### To be done
Tally the lines holding "Give" and state only that figure.

### Dataset excerpts
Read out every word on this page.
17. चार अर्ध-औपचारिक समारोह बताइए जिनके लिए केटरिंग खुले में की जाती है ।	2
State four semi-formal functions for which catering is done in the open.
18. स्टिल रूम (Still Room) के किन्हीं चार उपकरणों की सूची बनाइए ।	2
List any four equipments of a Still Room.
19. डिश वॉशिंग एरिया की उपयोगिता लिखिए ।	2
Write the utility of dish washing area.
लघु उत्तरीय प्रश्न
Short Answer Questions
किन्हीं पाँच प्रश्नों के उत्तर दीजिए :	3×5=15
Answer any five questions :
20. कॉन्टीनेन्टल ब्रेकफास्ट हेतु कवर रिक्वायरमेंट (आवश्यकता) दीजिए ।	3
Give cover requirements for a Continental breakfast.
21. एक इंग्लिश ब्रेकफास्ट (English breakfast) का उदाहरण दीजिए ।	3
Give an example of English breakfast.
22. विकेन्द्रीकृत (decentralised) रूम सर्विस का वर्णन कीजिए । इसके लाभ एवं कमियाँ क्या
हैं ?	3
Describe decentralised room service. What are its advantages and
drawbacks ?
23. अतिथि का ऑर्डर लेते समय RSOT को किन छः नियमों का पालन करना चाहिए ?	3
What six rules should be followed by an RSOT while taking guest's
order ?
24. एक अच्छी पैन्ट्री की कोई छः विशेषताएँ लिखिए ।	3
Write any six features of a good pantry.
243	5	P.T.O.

--

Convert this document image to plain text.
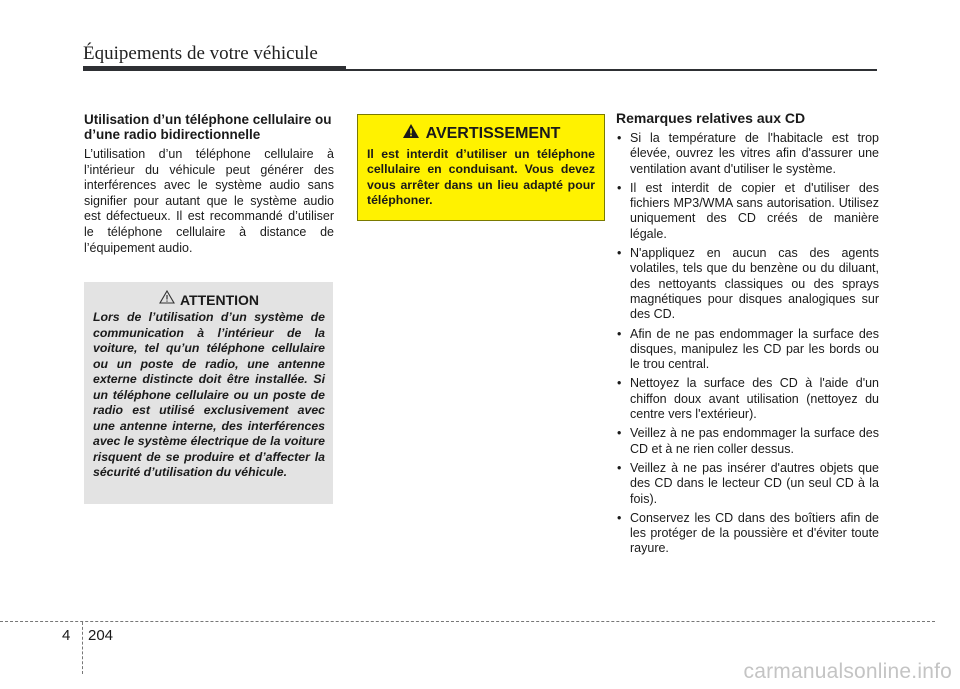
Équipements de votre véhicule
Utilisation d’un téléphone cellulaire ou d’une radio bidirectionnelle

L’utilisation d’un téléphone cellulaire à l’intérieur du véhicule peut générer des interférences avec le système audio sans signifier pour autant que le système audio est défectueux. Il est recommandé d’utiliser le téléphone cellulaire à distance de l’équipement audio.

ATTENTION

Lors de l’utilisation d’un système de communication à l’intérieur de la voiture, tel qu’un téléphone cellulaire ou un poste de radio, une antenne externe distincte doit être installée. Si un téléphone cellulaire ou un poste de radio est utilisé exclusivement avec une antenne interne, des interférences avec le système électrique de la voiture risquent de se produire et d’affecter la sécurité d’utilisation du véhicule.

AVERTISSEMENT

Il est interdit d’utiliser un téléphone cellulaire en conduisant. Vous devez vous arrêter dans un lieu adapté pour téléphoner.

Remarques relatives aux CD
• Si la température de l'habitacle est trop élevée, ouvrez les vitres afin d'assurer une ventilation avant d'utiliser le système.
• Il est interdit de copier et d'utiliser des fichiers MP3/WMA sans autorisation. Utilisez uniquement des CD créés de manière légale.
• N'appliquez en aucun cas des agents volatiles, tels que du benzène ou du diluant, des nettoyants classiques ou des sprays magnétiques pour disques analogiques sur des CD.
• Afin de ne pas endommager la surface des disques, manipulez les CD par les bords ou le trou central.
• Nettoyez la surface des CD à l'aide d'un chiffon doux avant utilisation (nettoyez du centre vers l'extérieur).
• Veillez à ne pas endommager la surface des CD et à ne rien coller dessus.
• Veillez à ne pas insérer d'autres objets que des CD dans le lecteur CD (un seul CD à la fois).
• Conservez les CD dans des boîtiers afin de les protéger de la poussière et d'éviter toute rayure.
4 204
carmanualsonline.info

### Answer to this task
2